## Exercise aim
Copy out each line of the data holding "Percy".

## Data to use
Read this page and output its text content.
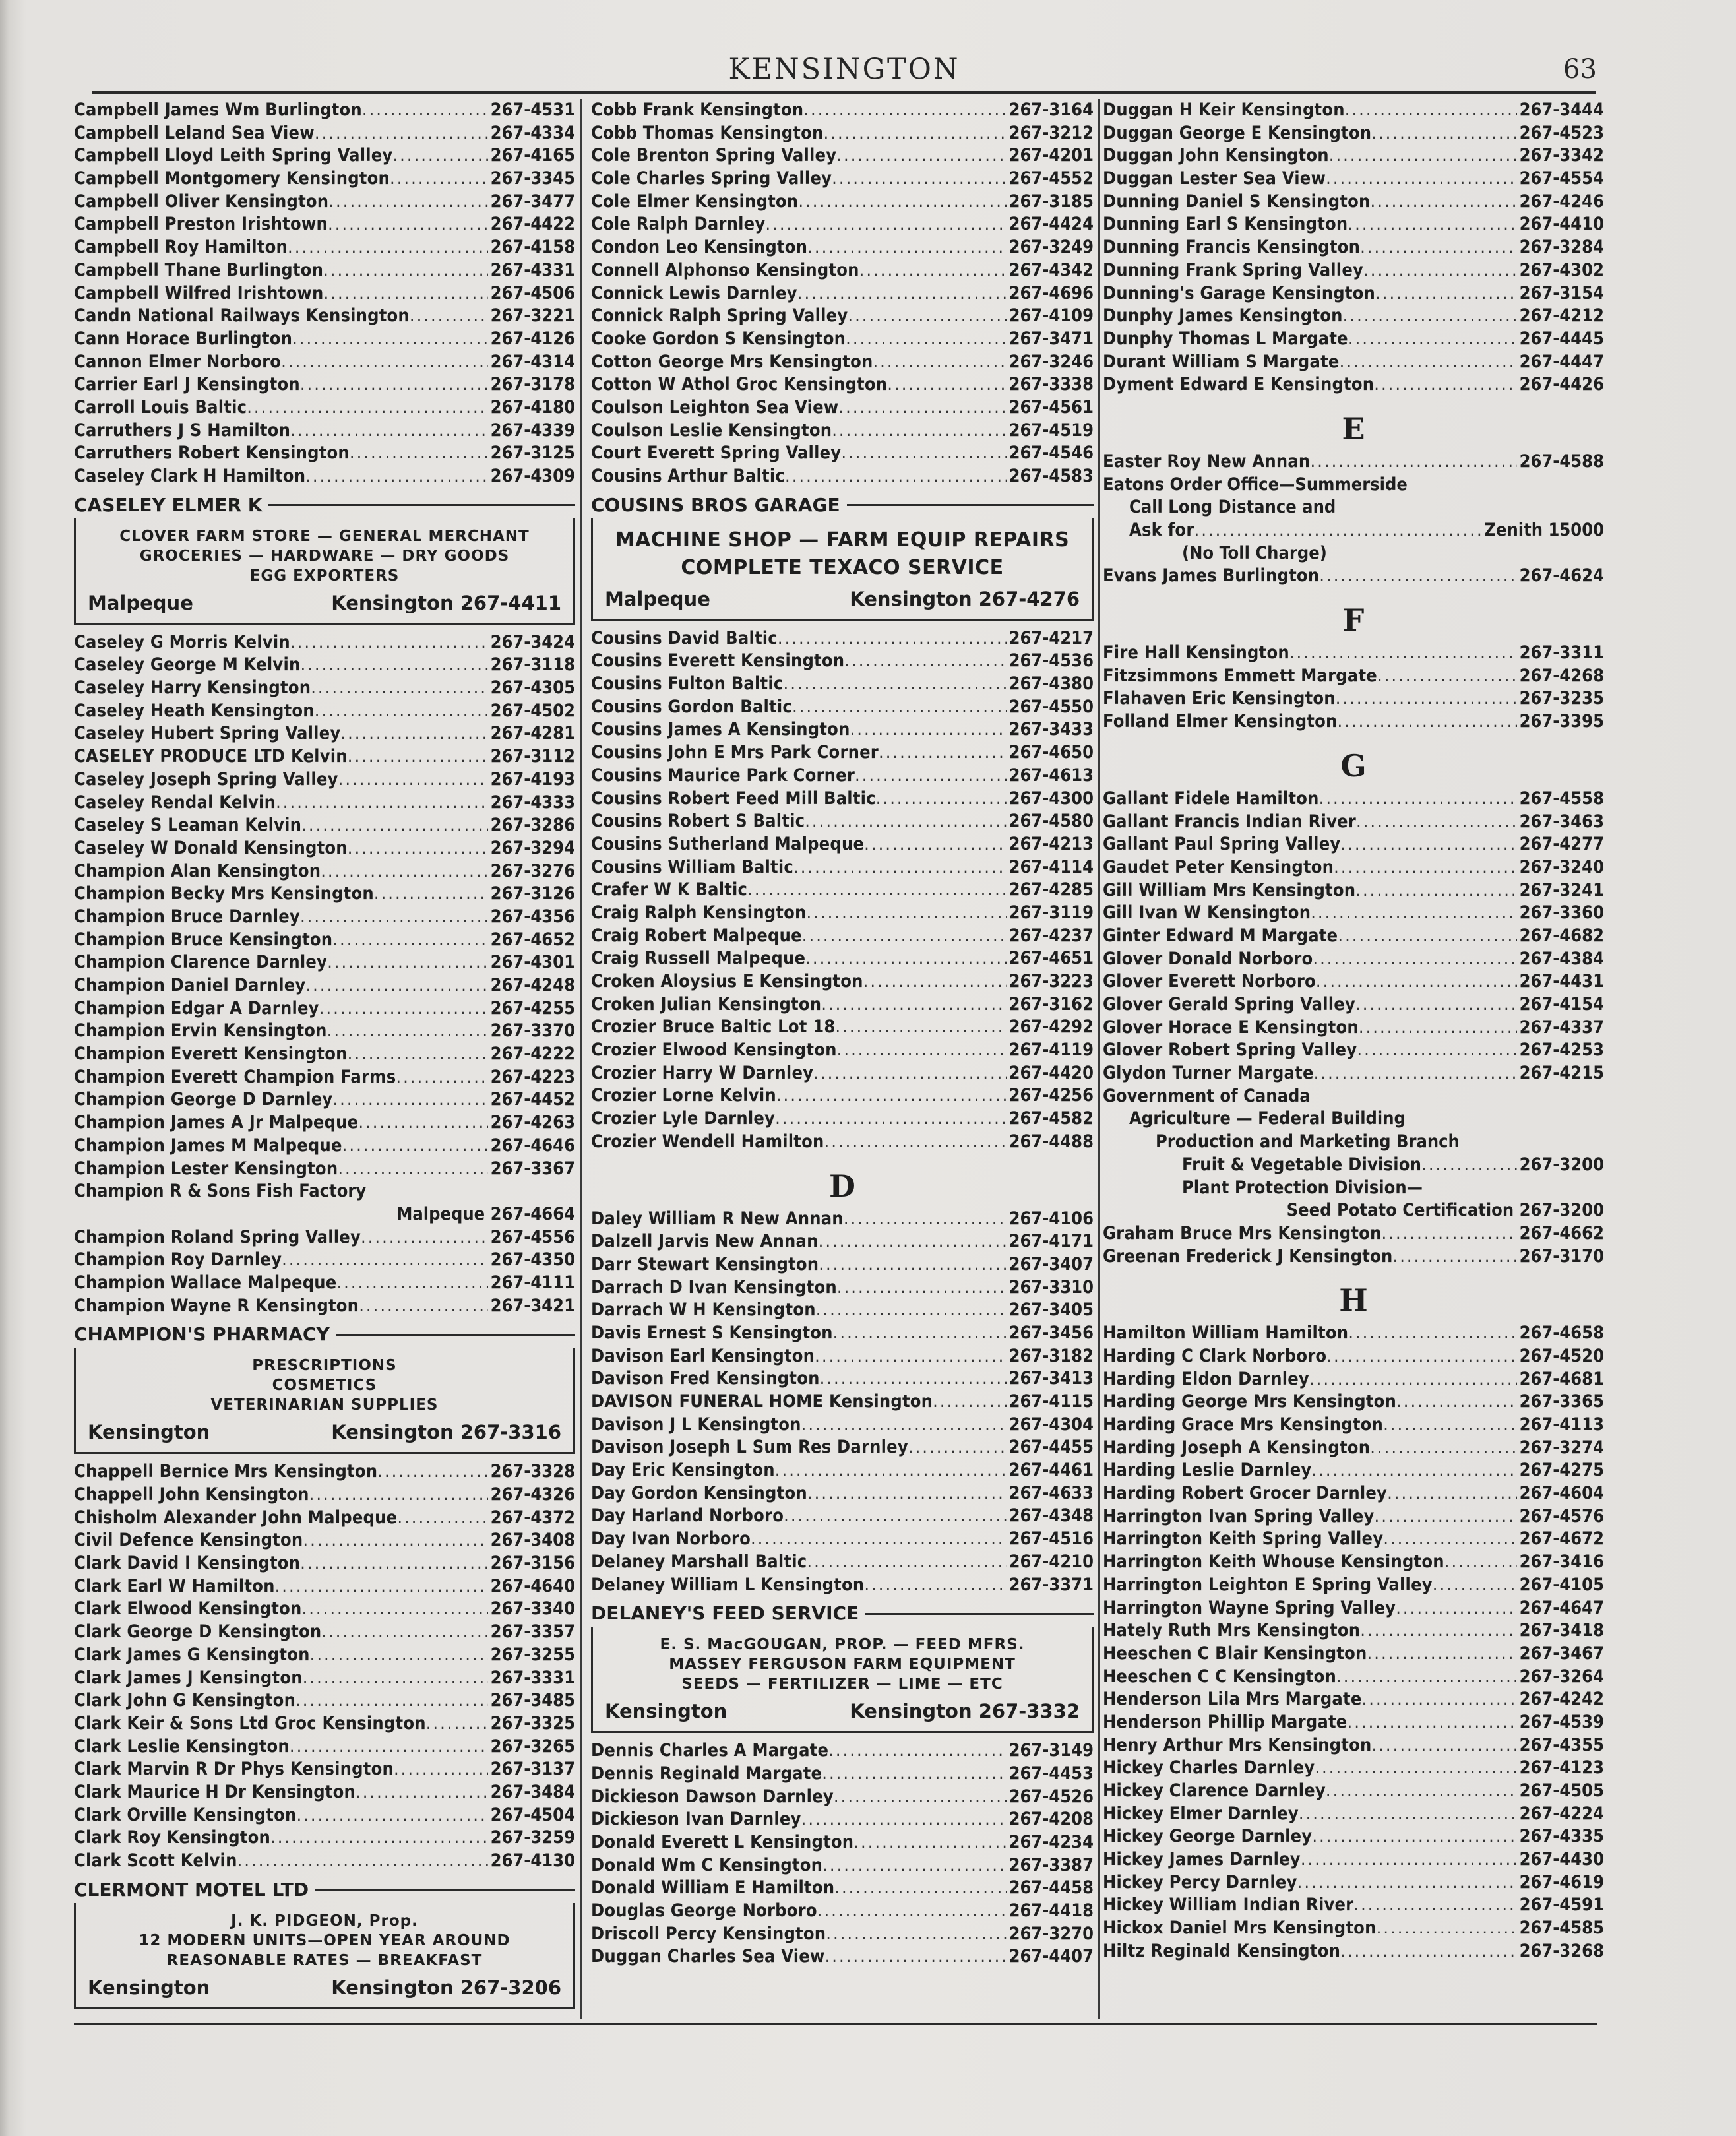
KENSINGTON	63
Campbell James Wm Burlington .....	267-4531
Campbell Leland Sea View .....	267-4334
Campbell Lloyd Leith Spring Valley .....	267-4165
Campbell Montgomery Kensington .....	267-3345
Campbell Oliver Kensington .....	267-3477
Campbell Preston Irishtown .....	267-4422
Campbell Roy Hamilton .....	267-4158
Campbell Thane Burlington .....	267-4331
Campbell Wilfred Irishtown .....	267-4506
Candn National Railways Kensington .....	267-3221
Cann Horace Burlington .....	267-4126
Cannon Elmer Norboro .....	267-4314
Carrier Earl J Kensington .....	267-3178
Carroll Louis Baltic .....	267-4180
Carruthers J S Hamilton .....	267-4339
Carruthers Robert Kensington .....	267-3125
Caseley Clark H Hamilton .....	267-4309
CASELEY ELMER K
CLOVER FARM STORE — GENERAL MERCHANT
GROCERIES — HARDWARE — DRY GOODS
EGG EXPORTERS
Malpeque	Kensington 267-4411
Caseley G Morris Kelvin .....	267-3424
Caseley George M Kelvin .....	267-3118
Caseley Harry Kensington .....	267-4305
Caseley Heath Kensington .....	267-4502
Caseley Hubert Spring Valley .....	267-4281
CASELEY PRODUCE LTD Kelvin .....	267-3112
Caseley Joseph Spring Valley .....	267-4193
Caseley Rendal Kelvin .....	267-4333
Caseley S Leaman Kelvin .....	267-3286
Caseley W Donald Kensington .....	267-3294
Champion Alan Kensington .....	267-3276
Champion Becky Mrs Kensington .....	267-3126
Champion Bruce Darnley .....	267-4356
Champion Bruce Kensington .....	267-4652
Champion Clarence Darnley .....	267-4301
Champion Daniel Darnley .....	267-4248
Champion Edgar A Darnley .....	267-4255
Champion Ervin Kensington .....	267-3370
Champion Everett Kensington .....	267-4222
Champion Everett Champion Farms .....	267-4223
Champion George D Darnley .....	267-4452
Champion James A Jr Malpeque .....	267-4263
Champion James M Malpeque .....	267-4646
Champion Lester Kensington .....	267-3367
Champion R & Sons Fish Factory
Malpeque 267-4664
Champion Roland Spring Valley .....	267-4556
Champion Roy Darnley .....	267-4350
Champion Wallace Malpeque .....	267-4111
Champion Wayne R Kensington .....	267-3421
CHAMPION'S PHARMACY
PRESCRIPTIONS
COSMETICS
VETERINARIAN SUPPLIES
Kensington	Kensington 267-3316
Chappell Bernice Mrs Kensington .....	267-3328
Chappell John Kensington .....	267-4326
Chisholm Alexander John Malpeque .....	267-4372
Civil Defence Kensington .....	267-3408
Clark David I Kensington .....	267-3156
Clark Earl W Hamilton .....	267-4640
Clark Elwood Kensington .....	267-3340
Clark George D Kensington .....	267-3357
Clark James G Kensington .....	267-3255
Clark James J Kensington .....	267-3331
Clark John G Kensington .....	267-3485
Clark Keir & Sons Ltd Groc Kensington .....	267-3325
Clark Leslie Kensington .....	267-3265
Clark Marvin R Dr Phys Kensington .....	267-3137
Clark Maurice H Dr Kensington .....	267-3484
Clark Orville Kensington .....	267-4504
Clark Roy Kensington .....	267-3259
Clark Scott Kelvin .....	267-4130
CLERMONT MOTEL LTD
J. K. PIDGEON, Prop.
12 MODERN UNITS—OPEN YEAR AROUND
REASONABLE RATES — BREAKFAST
Kensington	Kensington 267-3206
Cobb Frank Kensington .....	267-3164
Cobb Thomas Kensington .....	267-3212
Cole Brenton Spring Valley .....	267-4201
Cole Charles Spring Valley .....	267-4552
Cole Elmer Kensington .....	267-3185
Cole Ralph Darnley .....	267-4424
Condon Leo Kensington .....	267-3249
Connell Alphonso Kensington .....	267-4342
Connick Lewis Darnley .....	267-4696
Connick Ralph Spring Valley .....	267-4109
Cooke Gordon S Kensington .....	267-3471
Cotton George Mrs Kensington .....	267-3246
Cotton W Athol Groc Kensington .....	267-3338
Coulson Leighton Sea View .....	267-4561
Coulson Leslie Kensington .....	267-4519
Court Everett Spring Valley .....	267-4546
Cousins Arthur Baltic .....	267-4583
COUSINS BROS GARAGE
MACHINE SHOP — FARM EQUIP REPAIRS
COMPLETE TEXACO SERVICE
Malpeque	Kensington 267-4276
Cousins David Baltic .....	267-4217
Cousins Everett Kensington .....	267-4536
Cousins Fulton Baltic .....	267-4380
Cousins Gordon Baltic .....	267-4550
Cousins James A Kensington .....	267-3433
Cousins John E Mrs Park Corner .....	267-4650
Cousins Maurice Park Corner .....	267-4613
Cousins Robert Feed Mill Baltic .....	267-4300
Cousins Robert S Baltic .....	267-4580
Cousins Sutherland Malpeque .....	267-4213
Cousins William Baltic .....	267-4114
Crafer W K Baltic .....	267-4285
Craig Ralph Kensington .....	267-3119
Craig Robert Malpeque .....	267-4237
Craig Russell Malpeque .....	267-4651
Croken Aloysius E Kensington .....	267-3223
Croken Julian Kensington .....	267-3162
Crozier Bruce Baltic Lot 18 .....	267-4292
Crozier Elwood Kensington .....	267-4119
Crozier Harry W Darnley .....	267-4420
Crozier Lorne Kelvin .....	267-4256
Crozier Lyle Darnley .....	267-4582
Crozier Wendell Hamilton .....	267-4488
D
Daley William R New Annan .....	267-4106
Dalzell Jarvis New Annan .....	267-4171
Darr Stewart Kensington .....	267-3407
Darrach D Ivan Kensington .....	267-3310
Darrach W H Kensington .....	267-3405
Davis Ernest S Kensington .....	267-3456
Davison Earl Kensington .....	267-3182
Davison Fred Kensington .....	267-3413
DAVISON FUNERAL HOME Kensington .....	267-4115
Davison J L Kensington .....	267-4304
Davison Joseph L Sum Res Darnley .....	267-4455
Day Eric Kensington .....	267-4461
Day Gordon Kensington .....	267-4633
Day Harland Norboro .....	267-4348
Day Ivan Norboro .....	267-4516
Delaney Marshall Baltic .....	267-4210
Delaney William L Kensington .....	267-3371
DELANEY'S FEED SERVICE
E. S. MacGOUGAN, PROP. — FEED MFRS.
MASSEY FERGUSON FARM EQUIPMENT
SEEDS — FERTILIZER — LIME — ETC
Kensington	Kensington 267-3332
Dennis Charles A Margate .....	267-3149
Dennis Reginald Margate .....	267-4453
Dickieson Dawson Darnley .....	267-4526
Dickieson Ivan Darnley .....	267-4208
Donald Everett L Kensington .....	267-4234
Donald Wm C Kensington .....	267-3387
Donald William E Hamilton .....	267-4458
Douglas George Norboro .....	267-4418
Driscoll Percy Kensington .....	267-3270
Duggan Charles Sea View .....	267-4407
Duggan H Keir Kensington .....	267-3444
Duggan George E Kensington .....	267-4523
Duggan John Kensington .....	267-3342
Duggan Lester Sea View .....	267-4554
Dunning Daniel S Kensington .....	267-4246
Dunning Earl S Kensington .....	267-4410
Dunning Francis Kensington .....	267-3284
Dunning Frank Spring Valley .....	267-4302
Dunning's Garage Kensington .....	267-3154
Dunphy James Kensington .....	267-4212
Dunphy Thomas L Margate .....	267-4445
Durant William S Margate .....	267-4447
Dyment Edward E Kensington .....	267-4426
E
Easter Roy New Annan .....	267-4588
Eatons Order Office—Summerside
Call Long Distance and
Ask for .....	Zenith 15000
(No Toll Charge)
Evans James Burlington .....	267-4624
F
Fire Hall Kensington .....	267-3311
Fitzsimmons Emmett Margate .....	267-4268
Flahaven Eric Kensington .....	267-3235
Folland Elmer Kensington .....	267-3395
G
Gallant Fidele Hamilton .....	267-4558
Gallant Francis Indian River .....	267-3463
Gallant Paul Spring Valley .....	267-4277
Gaudet Peter Kensington .....	267-3240
Gill William Mrs Kensington .....	267-3241
Gill Ivan W Kensington .....	267-3360
Ginter Edward M Margate .....	267-4682
Glover Donald Norboro .....	267-4384
Glover Everett Norboro .....	267-4431
Glover Gerald Spring Valley .....	267-4154
Glover Horace E Kensington .....	267-4337
Glover Robert Spring Valley .....	267-4253
Glydon Turner Margate .....	267-4215
Government of Canada
Agriculture — Federal Building
Production and Marketing Branch
Fruit & Vegetable Division .....	267-3200
Plant Protection Division—
Seed Potato Certification 267-3200
Graham Bruce Mrs Kensington .....	267-4662
Greenan Frederick J Kensington .....	267-3170
H
Hamilton William Hamilton .....	267-4658
Harding C Clark Norboro .....	267-4520
Harding Eldon Darnley .....	267-4681
Harding George Mrs Kensington .....	267-3365
Harding Grace Mrs Kensington .....	267-4113
Harding Joseph A Kensington .....	267-3274
Harding Leslie Darnley .....	267-4275
Harding Robert Grocer Darnley .....	267-4604
Harrington Ivan Spring Valley .....	267-4576
Harrington Keith Spring Valley .....	267-4672
Harrington Keith Whouse Kensington .....	267-3416
Harrington Leighton E Spring Valley .....	267-4105
Harrington Wayne Spring Valley .....	267-4647
Hately Ruth Mrs Kensington .....	267-3418
Heeschen C Blair Kensington .....	267-3467
Heeschen C C Kensington .....	267-3264
Henderson Lila Mrs Margate .....	267-4242
Henderson Phillip Margate .....	267-4539
Henry Arthur Mrs Kensington .....	267-4355
Hickey Charles Darnley .....	267-4123
Hickey Clarence Darnley .....	267-4505
Hickey Elmer Darnley .....	267-4224
Hickey George Darnley .....	267-4335
Hickey James Darnley .....	267-4430
Hickey Percy Darnley .....	267-4619
Hickey William Indian River .....	267-4591
Hickox Daniel Mrs Kensington .....	267-4585
Hiltz Reginald Kensington .....	267-3268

## Written answer
Driscoll Percy Kensington .....	267-3270
Hickey Percy Darnley .....	267-4619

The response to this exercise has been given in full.